● **TASK GOAL**
Read the material below and tally how many lines hold the word "this", giving the number and nothing else.

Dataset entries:
§
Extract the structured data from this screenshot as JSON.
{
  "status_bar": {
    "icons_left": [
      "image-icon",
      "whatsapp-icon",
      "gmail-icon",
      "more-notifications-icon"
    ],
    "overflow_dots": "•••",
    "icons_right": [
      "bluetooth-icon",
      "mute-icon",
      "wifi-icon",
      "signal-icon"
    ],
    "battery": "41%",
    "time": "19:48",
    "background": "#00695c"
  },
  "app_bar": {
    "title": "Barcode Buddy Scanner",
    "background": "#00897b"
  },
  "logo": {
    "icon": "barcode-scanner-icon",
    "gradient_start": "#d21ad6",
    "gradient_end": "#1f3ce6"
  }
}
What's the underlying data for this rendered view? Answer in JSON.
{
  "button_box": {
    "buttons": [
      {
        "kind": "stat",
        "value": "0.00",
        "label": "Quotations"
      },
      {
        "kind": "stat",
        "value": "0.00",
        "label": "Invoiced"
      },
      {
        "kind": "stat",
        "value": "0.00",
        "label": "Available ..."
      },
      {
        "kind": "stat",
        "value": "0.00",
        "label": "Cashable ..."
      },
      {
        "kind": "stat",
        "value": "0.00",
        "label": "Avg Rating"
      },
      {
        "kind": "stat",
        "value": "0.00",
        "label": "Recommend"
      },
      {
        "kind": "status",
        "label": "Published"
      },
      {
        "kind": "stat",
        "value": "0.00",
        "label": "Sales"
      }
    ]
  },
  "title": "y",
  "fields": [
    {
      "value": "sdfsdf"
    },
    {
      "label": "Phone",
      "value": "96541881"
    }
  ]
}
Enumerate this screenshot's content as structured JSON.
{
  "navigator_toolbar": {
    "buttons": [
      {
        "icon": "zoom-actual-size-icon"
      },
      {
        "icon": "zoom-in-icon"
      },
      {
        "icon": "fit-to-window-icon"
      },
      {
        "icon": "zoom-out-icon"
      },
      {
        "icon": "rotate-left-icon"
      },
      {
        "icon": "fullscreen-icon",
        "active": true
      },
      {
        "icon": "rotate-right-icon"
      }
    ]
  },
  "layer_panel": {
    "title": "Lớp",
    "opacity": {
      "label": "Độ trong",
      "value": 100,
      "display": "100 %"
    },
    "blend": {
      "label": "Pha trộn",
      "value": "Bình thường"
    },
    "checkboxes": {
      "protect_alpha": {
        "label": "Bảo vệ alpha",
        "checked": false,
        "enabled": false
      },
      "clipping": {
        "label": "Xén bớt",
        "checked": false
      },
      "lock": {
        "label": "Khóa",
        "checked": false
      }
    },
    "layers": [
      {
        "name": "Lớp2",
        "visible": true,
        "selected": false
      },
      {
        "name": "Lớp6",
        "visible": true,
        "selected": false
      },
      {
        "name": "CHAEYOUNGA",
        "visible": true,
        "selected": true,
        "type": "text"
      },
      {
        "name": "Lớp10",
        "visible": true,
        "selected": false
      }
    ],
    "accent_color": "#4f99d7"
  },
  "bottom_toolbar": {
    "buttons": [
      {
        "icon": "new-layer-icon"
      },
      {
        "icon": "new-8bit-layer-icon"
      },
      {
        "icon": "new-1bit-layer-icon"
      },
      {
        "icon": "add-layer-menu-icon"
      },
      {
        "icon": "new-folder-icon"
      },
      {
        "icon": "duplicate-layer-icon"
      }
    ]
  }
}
§
● **REPLY**
3